▼

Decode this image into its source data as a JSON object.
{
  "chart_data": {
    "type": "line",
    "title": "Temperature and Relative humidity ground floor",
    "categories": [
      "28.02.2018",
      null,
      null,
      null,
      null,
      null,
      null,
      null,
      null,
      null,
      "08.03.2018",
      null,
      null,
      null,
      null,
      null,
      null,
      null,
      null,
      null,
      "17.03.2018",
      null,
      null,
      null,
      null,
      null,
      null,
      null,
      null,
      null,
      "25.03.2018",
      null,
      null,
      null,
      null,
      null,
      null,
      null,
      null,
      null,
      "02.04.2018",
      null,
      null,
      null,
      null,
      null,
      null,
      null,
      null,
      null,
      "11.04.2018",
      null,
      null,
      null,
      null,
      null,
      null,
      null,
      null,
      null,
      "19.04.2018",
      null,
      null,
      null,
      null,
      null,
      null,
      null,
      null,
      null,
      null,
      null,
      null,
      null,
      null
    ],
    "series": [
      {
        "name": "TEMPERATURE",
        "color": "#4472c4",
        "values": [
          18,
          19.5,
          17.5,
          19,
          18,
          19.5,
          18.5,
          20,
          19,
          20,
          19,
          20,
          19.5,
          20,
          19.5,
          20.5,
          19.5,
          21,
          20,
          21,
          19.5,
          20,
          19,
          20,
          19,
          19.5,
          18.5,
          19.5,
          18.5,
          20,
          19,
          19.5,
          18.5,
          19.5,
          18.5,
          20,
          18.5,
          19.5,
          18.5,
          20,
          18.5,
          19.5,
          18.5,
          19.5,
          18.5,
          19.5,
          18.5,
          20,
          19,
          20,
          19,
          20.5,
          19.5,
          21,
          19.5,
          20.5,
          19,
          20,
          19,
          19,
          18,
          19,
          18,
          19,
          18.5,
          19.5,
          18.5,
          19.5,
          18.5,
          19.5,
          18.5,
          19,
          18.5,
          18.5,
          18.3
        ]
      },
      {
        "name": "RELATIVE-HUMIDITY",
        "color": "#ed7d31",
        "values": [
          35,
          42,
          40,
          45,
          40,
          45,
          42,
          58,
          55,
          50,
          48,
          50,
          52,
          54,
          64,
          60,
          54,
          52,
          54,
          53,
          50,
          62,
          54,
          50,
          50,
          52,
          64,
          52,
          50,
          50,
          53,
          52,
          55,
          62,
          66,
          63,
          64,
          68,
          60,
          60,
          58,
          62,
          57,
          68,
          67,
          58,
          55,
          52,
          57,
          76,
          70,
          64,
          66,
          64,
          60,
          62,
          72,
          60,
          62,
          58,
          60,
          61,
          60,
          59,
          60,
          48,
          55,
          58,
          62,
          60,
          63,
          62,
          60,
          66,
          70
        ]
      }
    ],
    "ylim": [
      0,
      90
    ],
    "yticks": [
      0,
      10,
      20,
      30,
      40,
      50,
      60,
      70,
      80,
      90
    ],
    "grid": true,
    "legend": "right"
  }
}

▲

DO THIS >>
Locate all lines that include the word "name" and copy them out.

SOLUTION FOR THIS PROBLEM >>
        "name": "TEMPERATURE",
        "name": "RELATIVE-HUMIDITY",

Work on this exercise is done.